Extracted records
------------------------------------

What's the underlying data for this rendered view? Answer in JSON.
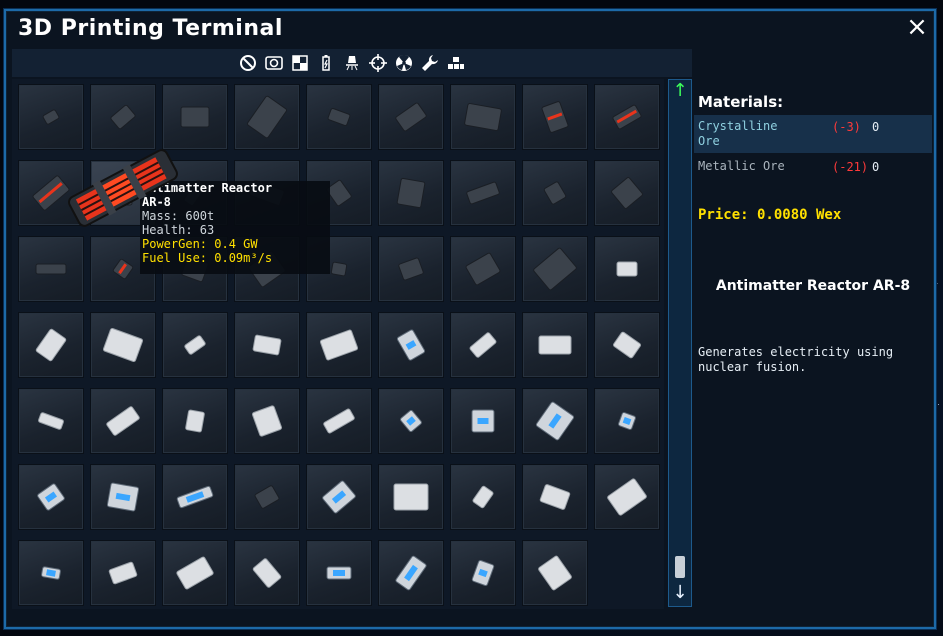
{
  "window": {
    "title": "3D Printing Terminal",
    "close_icon": "×"
  },
  "toolbar": {
    "icons": [
      "no-entry-icon",
      "camera-icon",
      "checker-icon",
      "battery-icon",
      "thruster-icon",
      "crosshair-icon",
      "radiation-icon",
      "wrench-icon",
      "blocks-icon"
    ]
  },
  "scroll": {
    "up": "↑",
    "down": "↓"
  },
  "materials": {
    "title": "Materials:",
    "rows": [
      {
        "name": "Crystalline Ore",
        "need": "(-3)",
        "have": "0"
      },
      {
        "name": "Metallic Ore",
        "need": "(-21)",
        "have": "0"
      }
    ]
  },
  "price": "Price: 0.0080 Wex",
  "selected": {
    "name": "Antimatter Reactor AR-8",
    "description": "Generates electricity using nuclear fusion."
  },
  "tooltip": {
    "name": "Antimatter Reactor",
    "model": "AR-8",
    "mass": "Mass: 600t",
    "health": "Health: 63",
    "powergen": "PowerGen: 0.4 GW",
    "fuel": "Fuel Use: 0.09m³/s"
  },
  "colors": {
    "accent": "#1d6aa8",
    "yellow": "#ffe000",
    "red": "#ff3a3a",
    "green": "#3cff5a"
  }
}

------------------------------------

Leave the images out, please, and restate each line word for word.

What's the underlying data for this rendered view? Answer in JSON.
{
  "window": {
    "title": "3D Printing Terminal",
    "close_icon": "×"
  },
  "toolbar": {
    "icons": [
      "no-entry-icon",
      "camera-icon",
      "checker-icon",
      "battery-icon",
      "thruster-icon",
      "crosshair-icon",
      "radiation-icon",
      "wrench-icon",
      "blocks-icon"
    ]
  },
  "scroll": {
    "up": "↑",
    "down": "↓"
  },
  "materials": {
    "title": "Materials:",
    "rows": [
      {
        "name": "Crystalline Ore",
        "need": "(-3)",
        "have": "0"
      },
      {
        "name": "Metallic Ore",
        "need": "(-21)",
        "have": "0"
      }
    ]
  },
  "price": "Price: 0.0080 Wex",
  "selected": {
    "name": "Antimatter Reactor AR-8",
    "description": "Generates electricity using nuclear fusion."
  },
  "tooltip": {
    "name": "Antimatter Reactor",
    "model": "AR-8",
    "mass": "Mass: 600t",
    "health": "Health: 63",
    "powergen": "PowerGen: 0.4 GW",
    "fuel": "Fuel Use: 0.09m³/s"
  },
  "colors": {
    "accent": "#1d6aa8",
    "yellow": "#ffe000",
    "red": "#ff3a3a",
    "green": "#3cff5a"
  }
}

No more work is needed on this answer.